DATA SUPPLIED
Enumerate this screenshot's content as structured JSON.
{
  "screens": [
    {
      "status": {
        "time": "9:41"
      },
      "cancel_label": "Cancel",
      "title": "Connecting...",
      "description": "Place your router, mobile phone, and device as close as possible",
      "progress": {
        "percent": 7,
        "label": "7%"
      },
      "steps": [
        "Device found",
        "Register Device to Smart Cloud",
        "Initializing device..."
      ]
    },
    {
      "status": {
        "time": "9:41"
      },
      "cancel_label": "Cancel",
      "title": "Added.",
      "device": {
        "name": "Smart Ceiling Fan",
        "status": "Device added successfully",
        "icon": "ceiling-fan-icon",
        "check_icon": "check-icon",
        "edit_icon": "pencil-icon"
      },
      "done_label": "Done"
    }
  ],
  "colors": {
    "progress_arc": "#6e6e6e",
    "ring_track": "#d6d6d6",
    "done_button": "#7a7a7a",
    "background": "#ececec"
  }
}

WORK TO BE COMPLETED
Extract every line containing the string "icon" from the data above.

OUTPUT
        "icon": "ceiling-fan-icon",
        "check_icon": "check-icon",
        "edit_icon": "pencil-icon"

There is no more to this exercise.